Entries from a visual dataset
————————

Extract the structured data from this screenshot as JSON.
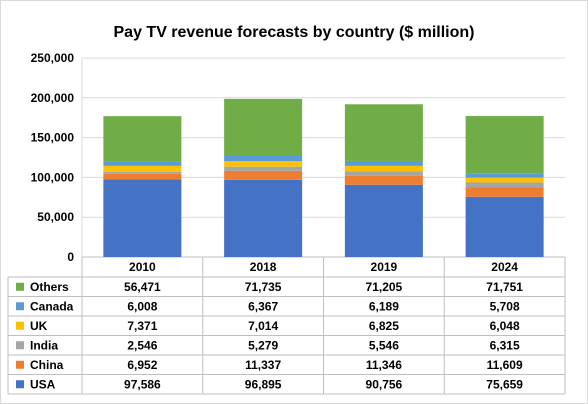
{
  "chart_data": {
    "type": "bar",
    "stacked": true,
    "title": "Pay TV revenue forecasts by country ($ million)",
    "categories": [
      "2010",
      "2018",
      "2019",
      "2024"
    ],
    "ylim": [
      0,
      250000
    ],
    "yticks": [
      "250,000",
      "200,000",
      "150,000",
      "100,000",
      "50,000",
      "0"
    ],
    "grid": true,
    "legend": "data-table",
    "series": [
      {
        "name": "USA",
        "color": "#4472C4",
        "values": [
          97586,
          96895,
          90756,
          75659
        ],
        "labels": [
          "97,586",
          "96,895",
          "90,756",
          "75,659"
        ]
      },
      {
        "name": "China",
        "color": "#ED7D31",
        "values": [
          6952,
          11337,
          11346,
          11609
        ],
        "labels": [
          "6,952",
          "11,337",
          "11,346",
          "11,609"
        ]
      },
      {
        "name": "India",
        "color": "#A5A5A5",
        "values": [
          2546,
          5279,
          5546,
          6315
        ],
        "labels": [
          "2,546",
          "5,279",
          "5,546",
          "6,315"
        ]
      },
      {
        "name": "UK",
        "color": "#FFC000",
        "values": [
          7371,
          7014,
          6825,
          6048
        ],
        "labels": [
          "7,371",
          "7,014",
          "6,825",
          "6,048"
        ]
      },
      {
        "name": "Canada",
        "color": "#5B9BD5",
        "values": [
          6008,
          6367,
          6189,
          5708
        ],
        "labels": [
          "6,008",
          "6,367",
          "6,189",
          "5,708"
        ]
      },
      {
        "name": "Others",
        "color": "#70AD47",
        "values": [
          56471,
          71735,
          71205,
          71751
        ],
        "labels": [
          "56,471",
          "71,735",
          "71,205",
          "71,751"
        ]
      }
    ]
  }
}
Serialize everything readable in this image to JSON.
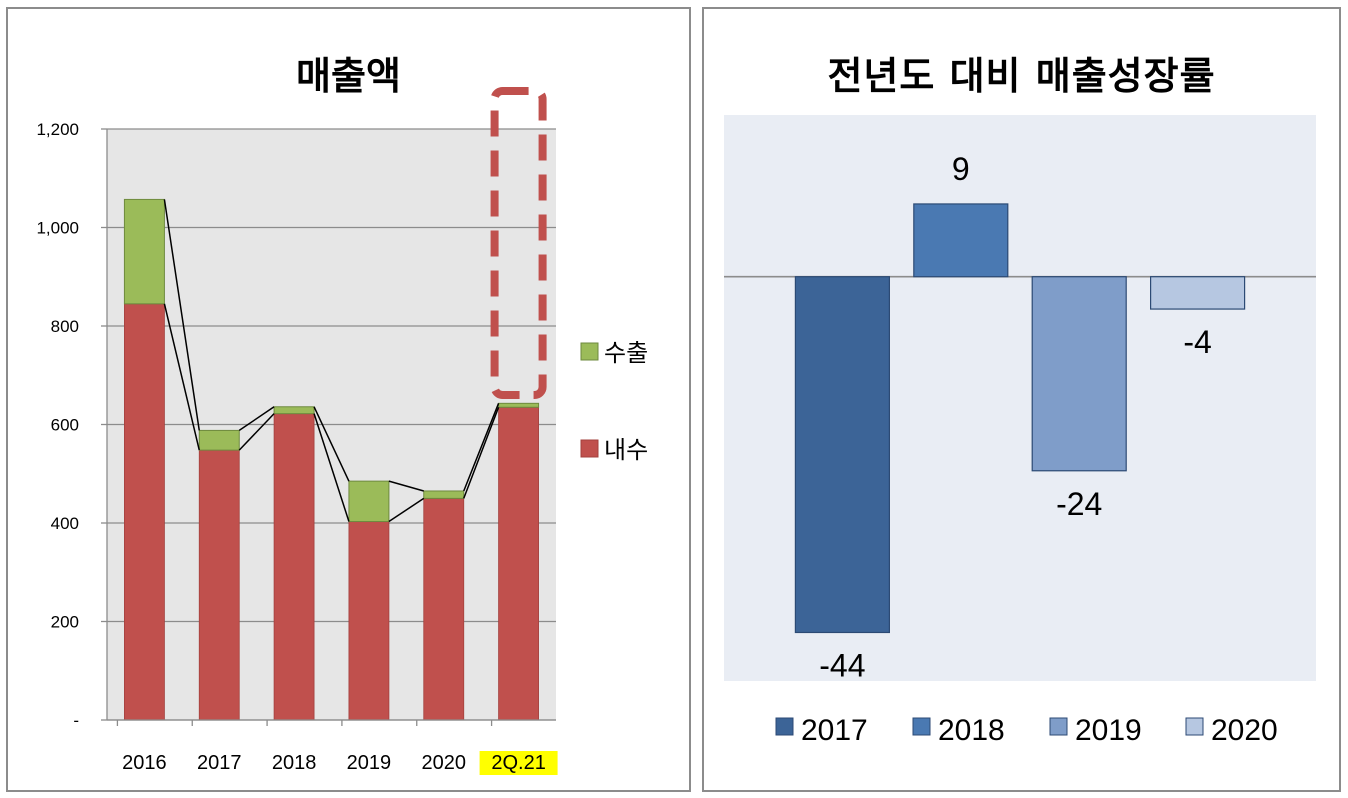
{
  "left_chart": {
    "title": "매출액",
    "colors": {
      "domestic": "#c0504d",
      "export": "#9bbb59",
      "plot_bg": "#e6e6e6",
      "highlight": "#ffff00",
      "dash_box": "#c0504d"
    },
    "chart_data": {
      "type": "bar",
      "stacked": true,
      "categories": [
        "2016",
        "2017",
        "2018",
        "2019",
        "2020",
        "2Q.21"
      ],
      "series": [
        {
          "name": "내수",
          "values": [
            845,
            548,
            622,
            403,
            450,
            635
          ]
        },
        {
          "name": "수출",
          "values": [
            212,
            40,
            14,
            82,
            15,
            8
          ]
        }
      ],
      "ylim": [
        0,
        1200
      ],
      "yticks": [
        "-",
        "200",
        "400",
        "600",
        "800",
        "1,000",
        "1,200"
      ],
      "highlighted_category": "2Q.21",
      "grid": true,
      "legend": "right"
    }
  },
  "right_chart": {
    "title": "전년도 대비 매출성장률",
    "colors": {
      "plot_bg": "#e9edf4"
    },
    "chart_data": {
      "type": "bar",
      "categories": [
        "2017",
        "2018",
        "2019",
        "2020"
      ],
      "values": [
        -44,
        9,
        -24,
        -4
      ],
      "labels": [
        "-44",
        "9",
        "-24",
        "-4"
      ],
      "series_colors": [
        "#3c6497",
        "#4a79b2",
        "#7f9dc9",
        "#b6c7e1"
      ],
      "ylim": [
        -50,
        20
      ],
      "legend": "bottom"
    }
  }
}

————————

Your copy should match the entries exactly, minus the pictures.

[CORRECT RESULT]
Extract the structured data from this screenshot as JSON.
{
  "chart_data": {
    "type": "bar",
    "stacked": true,
    "title": "Pay TV revenue forecasts by country ($ million)",
    "categories": [
      "2010",
      "2018",
      "2019",
      "2024"
    ],
    "ylim": [
      0,
      250000
    ],
    "yticks": [
      "250,000",
      "200,000",
      "150,000",
      "100,000",
      "50,000",
      "0"
    ],
    "grid": true,
    "legend": "data-table",
    "series": [
      {
        "name": "USA",
        "color": "#4472C4",
        "values": [
          97586,
          96895,
          90756,
          75659
        ],
        "labels": [
          "97,586",
          "96,895",
          "90,756",
          "75,659"
        ]
      },
      {
        "name": "China",
        "color": "#ED7D31",
        "values": [
          6952,
          11337,
          11346,
          11609
        ],
        "labels": [
          "6,952",
          "11,337",
          "11,346",
          "11,609"
        ]
      },
      {
        "name": "India",
        "color": "#A5A5A5",
        "values": [
          2546,
          5279,
          5546,
          6315
        ],
        "labels": [
          "2,546",
          "5,279",
          "5,546",
          "6,315"
        ]
      },
      {
        "name": "UK",
        "color": "#FFC000",
        "values": [
          7371,
          7014,
          6825,
          6048
        ],
        "labels": [
          "7,371",
          "7,014",
          "6,825",
          "6,048"
        ]
      },
      {
        "name": "Canada",
        "color": "#5B9BD5",
        "values": [
          6008,
          6367,
          6189,
          5708
        ],
        "labels": [
          "6,008",
          "6,367",
          "6,189",
          "5,708"
        ]
      },
      {
        "name": "Others",
        "color": "#70AD47",
        "values": [
          56471,
          71735,
          71205,
          71751
        ],
        "labels": [
          "56,471",
          "71,735",
          "71,205",
          "71,751"
        ]
      }
    ]
  }
}
Serialize everything readable in this image to JSON.
{
  "left_chart": {
    "title": "매출액",
    "colors": {
      "domestic": "#c0504d",
      "export": "#9bbb59",
      "plot_bg": "#e6e6e6",
      "highlight": "#ffff00",
      "dash_box": "#c0504d"
    },
    "chart_data": {
      "type": "bar",
      "stacked": true,
      "categories": [
        "2016",
        "2017",
        "2018",
        "2019",
        "2020",
        "2Q.21"
      ],
      "series": [
        {
          "name": "내수",
          "values": [
            845,
            548,
            622,
            403,
            450,
            635
          ]
        },
        {
          "name": "수출",
          "values": [
            212,
            40,
            14,
            82,
            15,
            8
          ]
        }
      ],
      "ylim": [
        0,
        1200
      ],
      "yticks": [
        "-",
        "200",
        "400",
        "600",
        "800",
        "1,000",
        "1,200"
      ],
      "highlighted_category": "2Q.21",
      "grid": true,
      "legend": "right"
    }
  },
  "right_chart": {
    "title": "전년도 대비 매출성장률",
    "colors": {
      "plot_bg": "#e9edf4"
    },
    "chart_data": {
      "type": "bar",
      "categories": [
        "2017",
        "2018",
        "2019",
        "2020"
      ],
      "values": [
        -44,
        9,
        -24,
        -4
      ],
      "labels": [
        "-44",
        "9",
        "-24",
        "-4"
      ],
      "series_colors": [
        "#3c6497",
        "#4a79b2",
        "#7f9dc9",
        "#b6c7e1"
      ],
      "ylim": [
        -50,
        20
      ],
      "legend": "bottom"
    }
  }
}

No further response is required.